[R] SVD for reducing dimensions

ripley@stats.ox.ac.uk ripley at stats.ox.ac.uk
Mon Nov 18 09:42:37 CET 2002

A couple of pointers:

a) the result of read.table is not a matrix but a data frame, so you need
to ensure you have a matrix.  as.matrix would help, but I suspect you
would do better to use scan() if the matrix is at all large.

b) You seem to be describing a skeletal version of principal components
analysis. PCA will give as many PCs as input dimensions unless told
otherwise.  Reading up about PCA (and feature extraction methods more
generally) would be helpful, I think.  PCA can `predict' new points.

On Mon, 18 Nov 2002, Corrin Lakeland wrote:

> Hash: SHA1
> Hi all, this is probably simple and I'm just doing something stupid, sorry
> about that :-)
> I'm trying to convert words (strings of letters) into a fairly small
> dimensional space (say 10, but anything between about 5 and 50 would be ok),
> which I will call a feature vector.  The the distance between two words
> represents the similarity of the contexts of the words, so big and little
> have very similar contexts and should get a similar representation. Basically
> to build something similar to a thesaurus.
> I have computed bigram counts between the n most common words, for varying
> values of n between 500 and 5000. These are saved to a file which I can load
> with read.table.  This matrix is symmetric and far from sparse, although I
> can adjust the sparseness by changing the bigram window.  First question,
> should I scale the counts? The angle is all that is really important, I'd
> like 1,1,1,2 to be basically the same as 2,2,2,4, perhaps with that the
> latter having more weight in resolving disrepencies.

+++

Rewrite the SVD post from "On Mon, 18 Nov" to "to a thesaurus.", replacing "thesaurus" with "dictionary".

+++

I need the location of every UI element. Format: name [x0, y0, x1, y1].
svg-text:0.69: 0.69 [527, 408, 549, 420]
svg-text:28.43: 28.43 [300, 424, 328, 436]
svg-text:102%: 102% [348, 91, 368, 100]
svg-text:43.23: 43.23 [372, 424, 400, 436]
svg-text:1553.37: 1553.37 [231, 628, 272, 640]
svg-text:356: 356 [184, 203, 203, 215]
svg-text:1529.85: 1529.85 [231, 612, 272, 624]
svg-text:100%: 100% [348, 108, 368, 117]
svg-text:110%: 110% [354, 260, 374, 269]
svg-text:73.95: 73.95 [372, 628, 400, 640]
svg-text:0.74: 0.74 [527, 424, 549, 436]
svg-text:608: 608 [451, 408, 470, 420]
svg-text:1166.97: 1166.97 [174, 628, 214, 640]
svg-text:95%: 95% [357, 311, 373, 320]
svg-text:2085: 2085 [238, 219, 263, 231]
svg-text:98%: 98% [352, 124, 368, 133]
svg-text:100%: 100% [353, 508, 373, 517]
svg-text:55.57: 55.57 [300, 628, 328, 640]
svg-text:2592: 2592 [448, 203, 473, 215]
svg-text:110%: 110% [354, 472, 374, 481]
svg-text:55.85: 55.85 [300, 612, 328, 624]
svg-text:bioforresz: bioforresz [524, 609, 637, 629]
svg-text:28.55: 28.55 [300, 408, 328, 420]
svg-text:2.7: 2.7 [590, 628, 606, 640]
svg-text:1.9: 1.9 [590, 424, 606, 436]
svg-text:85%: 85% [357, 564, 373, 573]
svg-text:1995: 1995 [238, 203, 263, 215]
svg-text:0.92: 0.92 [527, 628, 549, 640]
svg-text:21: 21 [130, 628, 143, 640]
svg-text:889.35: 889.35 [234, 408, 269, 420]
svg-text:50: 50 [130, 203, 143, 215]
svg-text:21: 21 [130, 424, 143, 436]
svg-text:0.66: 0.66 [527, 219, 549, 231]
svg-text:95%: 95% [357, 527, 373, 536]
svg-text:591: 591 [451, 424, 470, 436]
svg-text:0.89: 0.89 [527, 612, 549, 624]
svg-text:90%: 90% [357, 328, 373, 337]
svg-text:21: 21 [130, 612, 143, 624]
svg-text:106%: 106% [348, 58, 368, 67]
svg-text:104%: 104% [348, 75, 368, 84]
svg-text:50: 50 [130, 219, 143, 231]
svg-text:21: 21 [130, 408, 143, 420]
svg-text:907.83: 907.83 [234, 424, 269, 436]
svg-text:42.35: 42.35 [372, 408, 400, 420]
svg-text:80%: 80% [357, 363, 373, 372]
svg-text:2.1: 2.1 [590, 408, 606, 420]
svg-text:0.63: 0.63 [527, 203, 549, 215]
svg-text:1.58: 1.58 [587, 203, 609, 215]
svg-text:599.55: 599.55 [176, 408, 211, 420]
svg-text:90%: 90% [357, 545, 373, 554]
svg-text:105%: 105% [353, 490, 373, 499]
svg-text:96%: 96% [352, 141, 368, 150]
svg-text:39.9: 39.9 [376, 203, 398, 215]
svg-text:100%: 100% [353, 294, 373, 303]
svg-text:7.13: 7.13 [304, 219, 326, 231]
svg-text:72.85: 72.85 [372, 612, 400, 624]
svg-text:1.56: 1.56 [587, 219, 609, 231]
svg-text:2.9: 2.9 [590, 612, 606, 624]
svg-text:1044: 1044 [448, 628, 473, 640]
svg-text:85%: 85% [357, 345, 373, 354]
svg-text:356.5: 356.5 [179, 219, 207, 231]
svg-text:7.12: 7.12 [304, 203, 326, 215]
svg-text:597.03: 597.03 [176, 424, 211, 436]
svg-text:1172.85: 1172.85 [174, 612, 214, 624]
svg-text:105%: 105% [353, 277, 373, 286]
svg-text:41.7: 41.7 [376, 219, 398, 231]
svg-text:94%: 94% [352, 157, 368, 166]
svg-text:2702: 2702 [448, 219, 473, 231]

+++

▶ **Worked solution**:
On Mon, 18 Nov 2002, Corrin Lakeland wrote:

> Hash: SHA1
> Hi all, this is probably simple and I'm just doing something stupid, sorry
> about that :-)
> I'm trying to convert words (strings of letters) into a fairly small
> dimensional space (say 10, but anything between about 5 and 50 would be ok),
> which I will call a feature vector.  The the distance between two words
> represents the similarity of the contexts of the words, so big and little
> have very similar contexts and should get a similar representation. Basically
> to build something similar to a dictionary.